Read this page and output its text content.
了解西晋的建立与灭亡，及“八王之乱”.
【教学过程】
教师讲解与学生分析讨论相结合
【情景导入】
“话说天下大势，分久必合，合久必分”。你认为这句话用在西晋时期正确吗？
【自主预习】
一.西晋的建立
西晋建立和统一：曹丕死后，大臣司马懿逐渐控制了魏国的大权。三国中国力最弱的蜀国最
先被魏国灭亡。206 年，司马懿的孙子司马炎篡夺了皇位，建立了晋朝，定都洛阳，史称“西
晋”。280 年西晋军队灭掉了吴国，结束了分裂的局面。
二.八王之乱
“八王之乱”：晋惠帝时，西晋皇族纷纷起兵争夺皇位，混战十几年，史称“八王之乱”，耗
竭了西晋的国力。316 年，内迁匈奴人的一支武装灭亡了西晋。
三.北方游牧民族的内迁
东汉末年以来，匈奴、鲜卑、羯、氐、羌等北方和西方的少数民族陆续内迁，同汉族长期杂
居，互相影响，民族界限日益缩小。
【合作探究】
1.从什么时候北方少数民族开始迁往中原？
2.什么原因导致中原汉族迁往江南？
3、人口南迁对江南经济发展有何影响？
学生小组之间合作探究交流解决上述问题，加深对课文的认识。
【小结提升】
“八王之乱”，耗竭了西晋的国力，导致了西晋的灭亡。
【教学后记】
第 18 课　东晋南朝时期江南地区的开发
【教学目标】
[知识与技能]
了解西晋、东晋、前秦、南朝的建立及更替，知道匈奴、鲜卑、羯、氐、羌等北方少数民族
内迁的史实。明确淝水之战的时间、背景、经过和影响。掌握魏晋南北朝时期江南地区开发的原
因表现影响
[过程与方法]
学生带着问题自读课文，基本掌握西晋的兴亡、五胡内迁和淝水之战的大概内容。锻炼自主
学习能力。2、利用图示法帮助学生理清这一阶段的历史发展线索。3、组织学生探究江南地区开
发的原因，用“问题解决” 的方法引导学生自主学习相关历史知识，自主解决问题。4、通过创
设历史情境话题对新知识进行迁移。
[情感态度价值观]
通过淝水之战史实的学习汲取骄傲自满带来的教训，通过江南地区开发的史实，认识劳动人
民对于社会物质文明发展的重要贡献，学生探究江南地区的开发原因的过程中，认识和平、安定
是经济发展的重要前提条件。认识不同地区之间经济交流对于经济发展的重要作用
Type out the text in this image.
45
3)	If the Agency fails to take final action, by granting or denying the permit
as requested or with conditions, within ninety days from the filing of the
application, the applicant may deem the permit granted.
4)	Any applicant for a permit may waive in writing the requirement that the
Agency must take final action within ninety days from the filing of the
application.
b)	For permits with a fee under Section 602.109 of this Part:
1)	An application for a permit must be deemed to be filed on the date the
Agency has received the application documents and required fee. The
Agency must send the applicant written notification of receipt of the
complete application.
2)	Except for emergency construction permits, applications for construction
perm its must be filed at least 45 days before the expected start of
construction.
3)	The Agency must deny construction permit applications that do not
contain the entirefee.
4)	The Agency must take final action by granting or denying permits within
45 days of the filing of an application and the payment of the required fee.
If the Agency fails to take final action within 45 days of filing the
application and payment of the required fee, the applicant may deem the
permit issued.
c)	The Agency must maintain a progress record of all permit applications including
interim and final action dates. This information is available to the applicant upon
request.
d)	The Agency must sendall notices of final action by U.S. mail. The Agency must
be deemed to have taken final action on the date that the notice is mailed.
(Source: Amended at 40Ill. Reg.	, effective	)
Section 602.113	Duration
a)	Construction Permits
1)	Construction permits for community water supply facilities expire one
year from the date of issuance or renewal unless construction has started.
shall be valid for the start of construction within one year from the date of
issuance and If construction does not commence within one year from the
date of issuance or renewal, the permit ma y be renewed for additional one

○ ○ ○ ○ ○ ○ ○

Exercise objective — Every line that holds the word "deemed" should be extracted.

Result for this exercise —
1)	An application for a permit must be deemed to be filed on the date the
be deemed to have taken final action on the date that the notice is mailed.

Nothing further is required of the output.